___ EXERCISE INPUT ___
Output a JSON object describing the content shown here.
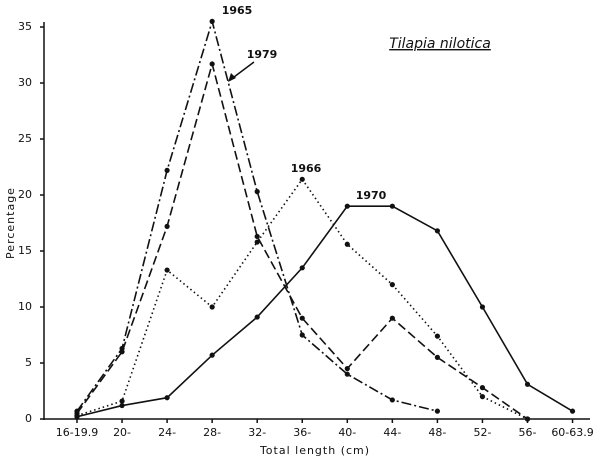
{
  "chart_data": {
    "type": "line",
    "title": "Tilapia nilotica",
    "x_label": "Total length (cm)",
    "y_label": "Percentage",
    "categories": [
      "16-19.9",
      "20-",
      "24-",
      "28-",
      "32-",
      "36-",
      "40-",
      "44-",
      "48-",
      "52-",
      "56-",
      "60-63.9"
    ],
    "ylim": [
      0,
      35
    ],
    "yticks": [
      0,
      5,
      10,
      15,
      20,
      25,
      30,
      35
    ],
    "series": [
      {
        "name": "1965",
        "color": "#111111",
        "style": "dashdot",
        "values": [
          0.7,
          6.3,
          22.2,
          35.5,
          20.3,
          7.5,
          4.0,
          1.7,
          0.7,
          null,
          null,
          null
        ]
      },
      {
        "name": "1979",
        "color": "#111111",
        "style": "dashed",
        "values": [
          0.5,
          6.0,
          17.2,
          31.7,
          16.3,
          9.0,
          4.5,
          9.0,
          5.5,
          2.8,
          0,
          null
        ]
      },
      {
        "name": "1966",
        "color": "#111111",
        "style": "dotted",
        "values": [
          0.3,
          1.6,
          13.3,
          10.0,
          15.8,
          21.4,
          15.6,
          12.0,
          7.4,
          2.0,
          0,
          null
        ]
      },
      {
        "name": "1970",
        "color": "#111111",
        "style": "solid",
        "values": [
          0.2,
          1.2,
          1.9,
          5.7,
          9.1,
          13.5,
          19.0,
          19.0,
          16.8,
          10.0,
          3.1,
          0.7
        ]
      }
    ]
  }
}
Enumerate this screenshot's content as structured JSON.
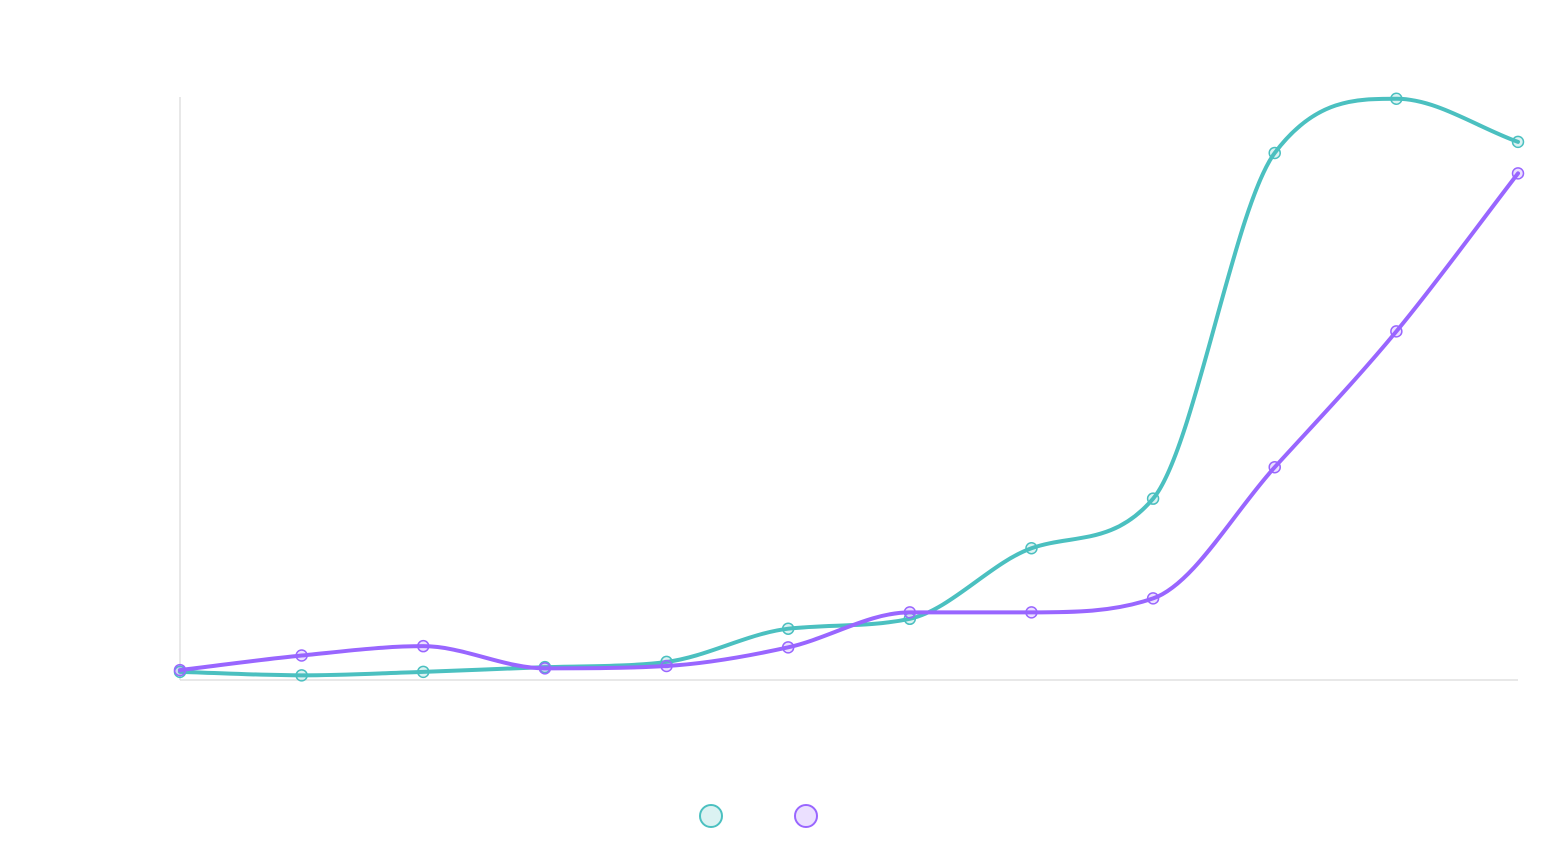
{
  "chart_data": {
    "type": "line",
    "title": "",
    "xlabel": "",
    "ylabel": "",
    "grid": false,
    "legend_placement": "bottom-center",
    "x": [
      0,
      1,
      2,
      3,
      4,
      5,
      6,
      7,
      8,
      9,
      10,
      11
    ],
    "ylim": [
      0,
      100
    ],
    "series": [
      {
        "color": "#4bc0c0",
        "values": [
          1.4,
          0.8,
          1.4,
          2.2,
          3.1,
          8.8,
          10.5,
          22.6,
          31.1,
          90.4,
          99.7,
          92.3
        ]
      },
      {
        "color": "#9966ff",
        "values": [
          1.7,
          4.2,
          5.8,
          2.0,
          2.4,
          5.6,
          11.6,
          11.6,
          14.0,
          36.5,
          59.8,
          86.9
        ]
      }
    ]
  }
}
___
___ EXERCISE INPUT ___
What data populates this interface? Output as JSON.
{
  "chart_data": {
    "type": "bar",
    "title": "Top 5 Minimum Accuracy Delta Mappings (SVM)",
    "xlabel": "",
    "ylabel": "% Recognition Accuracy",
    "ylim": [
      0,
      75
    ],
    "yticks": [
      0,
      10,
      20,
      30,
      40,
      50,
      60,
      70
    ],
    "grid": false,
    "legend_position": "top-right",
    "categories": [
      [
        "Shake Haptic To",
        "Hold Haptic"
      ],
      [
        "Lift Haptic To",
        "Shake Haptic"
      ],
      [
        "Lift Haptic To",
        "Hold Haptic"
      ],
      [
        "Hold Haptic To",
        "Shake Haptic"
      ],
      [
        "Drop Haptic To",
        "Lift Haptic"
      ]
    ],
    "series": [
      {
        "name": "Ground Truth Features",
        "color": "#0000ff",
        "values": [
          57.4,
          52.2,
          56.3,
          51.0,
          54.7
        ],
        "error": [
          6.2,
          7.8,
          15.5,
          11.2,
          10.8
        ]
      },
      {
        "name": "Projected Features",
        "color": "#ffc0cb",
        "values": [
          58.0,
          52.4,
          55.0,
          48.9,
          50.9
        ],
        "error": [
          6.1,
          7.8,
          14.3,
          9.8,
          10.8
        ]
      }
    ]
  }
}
___
WHAT YOU NEED TO DO:
Give the number of lines containing the word "Features". No other answer is needed.

FULL ANSWER:
2